What this task involves: Pull out every line of the listing below where "ylabel" appears.
--- BEGIN Dataset entries ---
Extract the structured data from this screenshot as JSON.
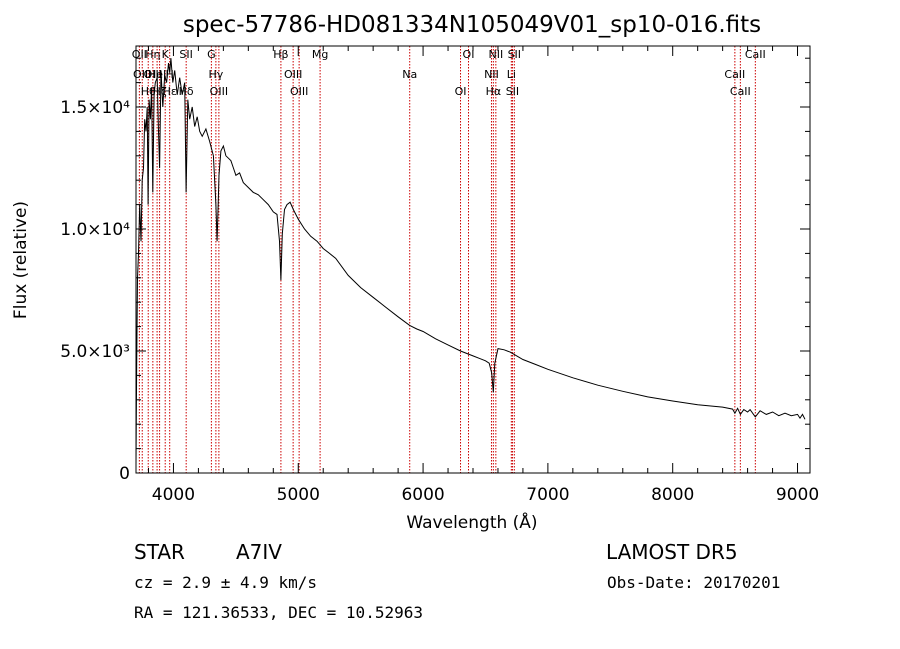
{
  "chart_data": {
    "type": "line",
    "title": "spec-57786-HD081334N105049V01_sp10-016.fits",
    "xlabel": "Wavelength (Å)",
    "ylabel": "Flux (relative)",
    "xlim": [
      3700,
      9100
    ],
    "ylim": [
      0,
      17500
    ],
    "x_ticks": [
      4000,
      5000,
      6000,
      7000,
      8000,
      9000
    ],
    "y_ticks": [
      {
        "value": 0,
        "label": "0"
      },
      {
        "value": 5000,
        "label": "5.0×10³"
      },
      {
        "value": 10000,
        "label": "1.0×10⁴"
      },
      {
        "value": 15000,
        "label": "1.5×10⁴"
      }
    ],
    "grid": false,
    "series": [
      {
        "x": [
          3700,
          3705,
          3712,
          3720,
          3730,
          3740,
          3750,
          3760,
          3770,
          3780,
          3790,
          3797,
          3805,
          3815,
          3825,
          3835,
          3845,
          3855,
          3870,
          3880,
          3889,
          3900,
          3915,
          3930,
          3945,
          3960,
          3970,
          3980,
          3995,
          4010,
          4030,
          4050,
          4070,
          4090,
          4101,
          4115,
          4130,
          4150,
          4170,
          4190,
          4210,
          4230,
          4260,
          4290,
          4320,
          4340,
          4350,
          4365,
          4380,
          4400,
          4420,
          4440,
          4460,
          4480,
          4500,
          4530,
          4560,
          4600,
          4640,
          4680,
          4720,
          4760,
          4800,
          4830,
          4850,
          4861,
          4872,
          4890,
          4910,
          4935,
          4960,
          5000,
          5050,
          5100,
          5150,
          5200,
          5250,
          5300,
          5400,
          5500,
          5600,
          5700,
          5800,
          5893,
          5950,
          6000,
          6100,
          6200,
          6300,
          6400,
          6450,
          6500,
          6530,
          6550,
          6563,
          6575,
          6600,
          6650,
          6700,
          6800,
          6900,
          7000,
          7200,
          7400,
          7600,
          7800,
          8000,
          8200,
          8400,
          8480,
          8498,
          8520,
          8542,
          8570,
          8600,
          8620,
          8662,
          8700,
          8750,
          8800,
          8850,
          8900,
          8950,
          9000,
          9020,
          9040,
          9060
        ],
        "y": [
          300,
          4000,
          8000,
          9000,
          11000,
          9500,
          12000,
          12500,
          14500,
          14000,
          15000,
          11000,
          15300,
          14500,
          15800,
          11500,
          15500,
          16000,
          16200,
          14000,
          12500,
          16500,
          15000,
          16300,
          16000,
          16800,
          16400,
          17000,
          16000,
          16500,
          15500,
          16200,
          15500,
          16000,
          11500,
          15300,
          14500,
          15000,
          14200,
          14600,
          14000,
          13800,
          14100,
          13600,
          13000,
          11000,
          9500,
          12200,
          13200,
          13400,
          13000,
          12900,
          12800,
          12500,
          12200,
          12300,
          11900,
          11700,
          11500,
          11400,
          11200,
          11000,
          10700,
          10600,
          9500,
          7900,
          9800,
          10800,
          11000,
          11100,
          10800,
          10400,
          10000,
          9700,
          9500,
          9200,
          9000,
          8800,
          8100,
          7600,
          7200,
          6800,
          6400,
          6050,
          5900,
          5800,
          5500,
          5250,
          5000,
          4800,
          4700,
          4600,
          4500,
          4100,
          3300,
          4500,
          5100,
          5050,
          4950,
          4650,
          4450,
          4250,
          3900,
          3600,
          3350,
          3120,
          2950,
          2800,
          2700,
          2620,
          2450,
          2650,
          2400,
          2600,
          2500,
          2600,
          2300,
          2550,
          2400,
          2500,
          2350,
          2450,
          2350,
          2400,
          2250,
          2400,
          2200
        ]
      }
    ],
    "lines": [
      {
        "wave": 3727,
        "labels": [
          "OII"
        ]
      },
      {
        "wave": 3750,
        "labels": [
          "OIII"
        ]
      },
      {
        "wave": 3798,
        "labels": [
          "Hθ"
        ]
      },
      {
        "wave": 3835,
        "labels": [
          "Hη",
          "OIII"
        ]
      },
      {
        "wave": 3869,
        "labels": [
          "HeI"
        ]
      },
      {
        "wave": 3889,
        "labels": [
          "Hζ"
        ]
      },
      {
        "wave": 3934,
        "labels": [
          "K"
        ]
      },
      {
        "wave": 3970,
        "labels": [
          "H",
          "Hε"
        ]
      },
      {
        "wave": 4102,
        "labels": [
          "Hδ",
          "SII"
        ]
      },
      {
        "wave": 4304,
        "labels": [
          "G"
        ]
      },
      {
        "wave": 4340,
        "labels": [
          "Hγ"
        ]
      },
      {
        "wave": 4364,
        "labels": [
          "OIII"
        ]
      },
      {
        "wave": 4861,
        "labels": [
          "Hβ"
        ]
      },
      {
        "wave": 4959,
        "labels": [
          "OIII"
        ]
      },
      {
        "wave": 5007,
        "labels": [
          "OIII"
        ]
      },
      {
        "wave": 5175,
        "labels": [
          "Mg"
        ]
      },
      {
        "wave": 5893,
        "labels": [
          "Na"
        ]
      },
      {
        "wave": 6300,
        "labels": [
          "OI"
        ]
      },
      {
        "wave": 6364,
        "labels": [
          "OI"
        ]
      },
      {
        "wave": 6548,
        "labels": [
          "NII"
        ]
      },
      {
        "wave": 6563,
        "labels": [
          "Hα"
        ]
      },
      {
        "wave": 6583,
        "labels": [
          "NII"
        ]
      },
      {
        "wave": 6707,
        "labels": [
          "Li"
        ]
      },
      {
        "wave": 6716,
        "labels": [
          "SII"
        ]
      },
      {
        "wave": 6731,
        "labels": [
          "SII"
        ]
      },
      {
        "wave": 8498,
        "labels": [
          "CaII"
        ]
      },
      {
        "wave": 8542,
        "labels": [
          "CaII"
        ]
      },
      {
        "wave": 8662,
        "labels": [
          "CaII"
        ]
      }
    ],
    "line_color": "#cc0000",
    "spectrum_color": "#000000"
  },
  "info": {
    "object_class": "STAR",
    "subclass": "A7IV",
    "survey": "LAMOST DR5",
    "cz": "cz = 2.9 ± 4.9 km/s",
    "obs_date": "Obs-Date: 20170201",
    "coords": "RA = 121.36533, DEC =  10.52963"
  }
}
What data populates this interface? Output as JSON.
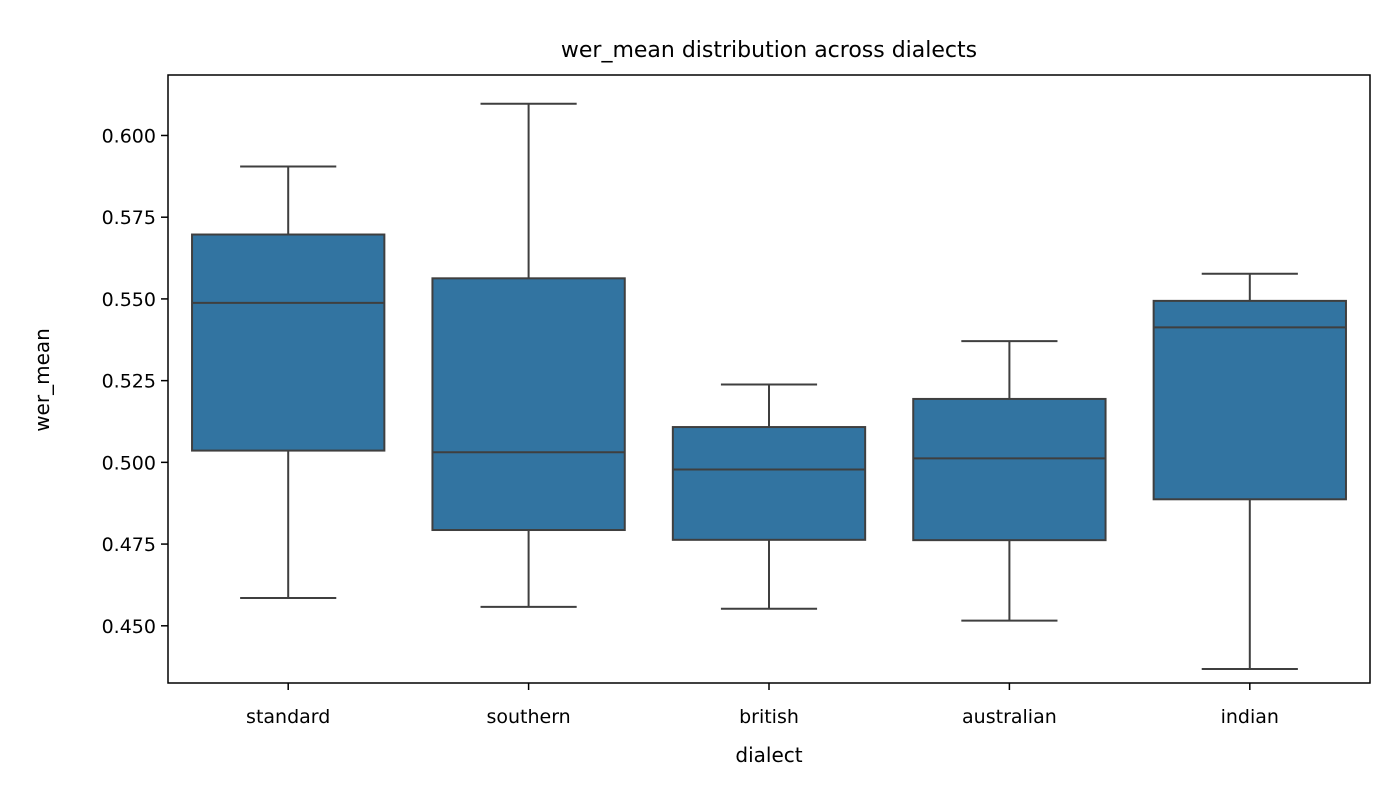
{
  "chart_data": {
    "type": "box",
    "title": "wer_mean distribution across dialects",
    "xlabel": "dialect",
    "ylabel": "wer_mean",
    "ylim": [
      0.4325,
      0.6185
    ],
    "yticks": [
      0.45,
      0.475,
      0.5,
      0.525,
      0.55,
      0.575,
      0.6
    ],
    "ytick_labels": [
      "0.450",
      "0.475",
      "0.500",
      "0.525",
      "0.550",
      "0.575",
      "0.600"
    ],
    "grid": false,
    "color": "#3274a1",
    "line_color": "#3f3f3f",
    "categories": [
      "standard",
      "southern",
      "british",
      "australian",
      "indian"
    ],
    "boxes": [
      {
        "whisker_low": 0.4585,
        "q1": 0.5036,
        "median": 0.5488,
        "q3": 0.5697,
        "whisker_high": 0.5905
      },
      {
        "whisker_low": 0.4558,
        "q1": 0.4793,
        "median": 0.5031,
        "q3": 0.5563,
        "whisker_high": 0.6097
      },
      {
        "whisker_low": 0.4552,
        "q1": 0.4763,
        "median": 0.4978,
        "q3": 0.5108,
        "whisker_high": 0.5238
      },
      {
        "whisker_low": 0.4516,
        "q1": 0.4762,
        "median": 0.5012,
        "q3": 0.5194,
        "whisker_high": 0.5371
      },
      {
        "whisker_low": 0.4368,
        "q1": 0.4887,
        "median": 0.5413,
        "q3": 0.5494,
        "whisker_high": 0.5577
      }
    ]
  }
}
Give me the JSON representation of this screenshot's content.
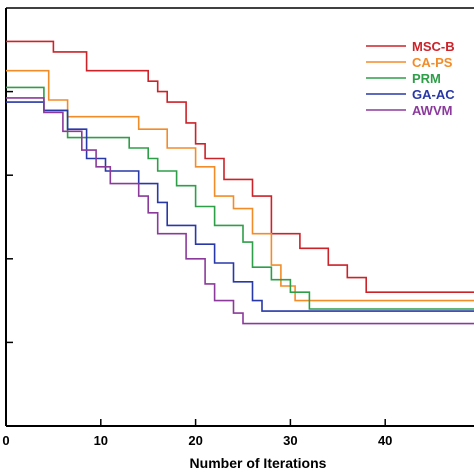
{
  "chart_data": {
    "type": "line",
    "xlabel": "Number of Iterations",
    "xlim": [
      0,
      50
    ],
    "xticks": [
      0,
      10,
      20,
      30,
      40
    ],
    "xtick_labels": [
      "0",
      "10",
      "20",
      "30",
      "40"
    ],
    "ylim": [
      0,
      100
    ],
    "yticks": [
      20,
      40,
      60,
      80
    ],
    "grid": false,
    "legend": {
      "placement": "top-right"
    },
    "series": [
      {
        "name": "MSC-B",
        "color": "#cc2229",
        "points": [
          [
            0,
            92
          ],
          [
            5,
            92
          ],
          [
            5,
            89.5
          ],
          [
            8.5,
            89.5
          ],
          [
            8.5,
            85
          ],
          [
            15,
            85
          ],
          [
            15,
            82.5
          ],
          [
            16,
            82.5
          ],
          [
            16,
            80
          ],
          [
            17,
            80
          ],
          [
            17,
            77.5
          ],
          [
            19,
            77.5
          ],
          [
            19,
            72.5
          ],
          [
            20,
            72.5
          ],
          [
            20,
            67.5
          ],
          [
            21,
            67.5
          ],
          [
            21,
            64
          ],
          [
            23,
            64
          ],
          [
            23,
            59
          ],
          [
            26,
            59
          ],
          [
            26,
            55
          ],
          [
            28,
            55
          ],
          [
            28,
            46
          ],
          [
            31,
            46
          ],
          [
            31,
            42.5
          ],
          [
            34,
            42.5
          ],
          [
            34,
            38.5
          ],
          [
            36,
            38.5
          ],
          [
            36,
            35.5
          ],
          [
            38,
            35.5
          ],
          [
            38,
            32
          ],
          [
            50,
            32
          ]
        ]
      },
      {
        "name": "CA-PS",
        "color": "#f28c28",
        "points": [
          [
            0,
            85
          ],
          [
            4.5,
            85
          ],
          [
            4.5,
            78
          ],
          [
            6.5,
            78
          ],
          [
            6.5,
            74
          ],
          [
            14,
            74
          ],
          [
            14,
            71
          ],
          [
            17,
            71
          ],
          [
            17,
            66.5
          ],
          [
            20,
            66.5
          ],
          [
            20,
            62
          ],
          [
            22,
            62
          ],
          [
            22,
            55
          ],
          [
            24,
            55
          ],
          [
            24,
            52
          ],
          [
            26,
            52
          ],
          [
            26,
            46
          ],
          [
            28,
            46
          ],
          [
            28,
            38.5
          ],
          [
            29,
            38.5
          ],
          [
            29,
            33.5
          ],
          [
            30.5,
            33.5
          ],
          [
            30.5,
            30
          ],
          [
            50,
            30
          ]
        ]
      },
      {
        "name": "PRM",
        "color": "#2e9e48",
        "points": [
          [
            0,
            81
          ],
          [
            4,
            81
          ],
          [
            4,
            75.5
          ],
          [
            6.5,
            75.5
          ],
          [
            6.5,
            69
          ],
          [
            13,
            69
          ],
          [
            13,
            66.5
          ],
          [
            15,
            66.5
          ],
          [
            15,
            64
          ],
          [
            16,
            64
          ],
          [
            16,
            61
          ],
          [
            18,
            61
          ],
          [
            18,
            57.5
          ],
          [
            20,
            57.5
          ],
          [
            20,
            52.5
          ],
          [
            22,
            52.5
          ],
          [
            22,
            48
          ],
          [
            25,
            48
          ],
          [
            25,
            44
          ],
          [
            26,
            44
          ],
          [
            26,
            38
          ],
          [
            28,
            38
          ],
          [
            28,
            35
          ],
          [
            30,
            35
          ],
          [
            30,
            32
          ],
          [
            32,
            32
          ],
          [
            32,
            28
          ],
          [
            50,
            28
          ]
        ]
      },
      {
        "name": "GA-AC",
        "color": "#2838a8",
        "points": [
          [
            0,
            77.5
          ],
          [
            4,
            77.5
          ],
          [
            4,
            75.5
          ],
          [
            6.5,
            75.5
          ],
          [
            6.5,
            71
          ],
          [
            8.5,
            71
          ],
          [
            8.5,
            64
          ],
          [
            10.5,
            64
          ],
          [
            10.5,
            61
          ],
          [
            14,
            61
          ],
          [
            14,
            58
          ],
          [
            16,
            58
          ],
          [
            16,
            53.5
          ],
          [
            17,
            53.5
          ],
          [
            17,
            48
          ],
          [
            20,
            48
          ],
          [
            20,
            43.5
          ],
          [
            22,
            43.5
          ],
          [
            22,
            39
          ],
          [
            24,
            39
          ],
          [
            24,
            34.5
          ],
          [
            26,
            34.5
          ],
          [
            26,
            30
          ],
          [
            27,
            30
          ],
          [
            27,
            27.5
          ],
          [
            50,
            27.5
          ]
        ]
      },
      {
        "name": "AWVM",
        "color": "#8b3a9c",
        "points": [
          [
            0,
            78.5
          ],
          [
            4,
            78.5
          ],
          [
            4,
            75
          ],
          [
            6,
            75
          ],
          [
            6,
            70.5
          ],
          [
            8,
            70.5
          ],
          [
            8,
            66
          ],
          [
            9.5,
            66
          ],
          [
            9.5,
            62
          ],
          [
            11,
            62
          ],
          [
            11,
            58
          ],
          [
            14,
            58
          ],
          [
            14,
            55
          ],
          [
            15,
            55
          ],
          [
            15,
            51
          ],
          [
            16,
            51
          ],
          [
            16,
            46
          ],
          [
            19,
            46
          ],
          [
            19,
            40
          ],
          [
            21,
            40
          ],
          [
            21,
            34
          ],
          [
            22,
            34
          ],
          [
            22,
            30
          ],
          [
            24,
            30
          ],
          [
            24,
            27
          ],
          [
            25,
            27
          ],
          [
            25,
            24.5
          ],
          [
            50,
            24.5
          ]
        ]
      }
    ]
  }
}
--- END Dataset entries ---
Output of the task:
    "ylabel": "Flux (relative)",
    "ylabel": "wer_mean",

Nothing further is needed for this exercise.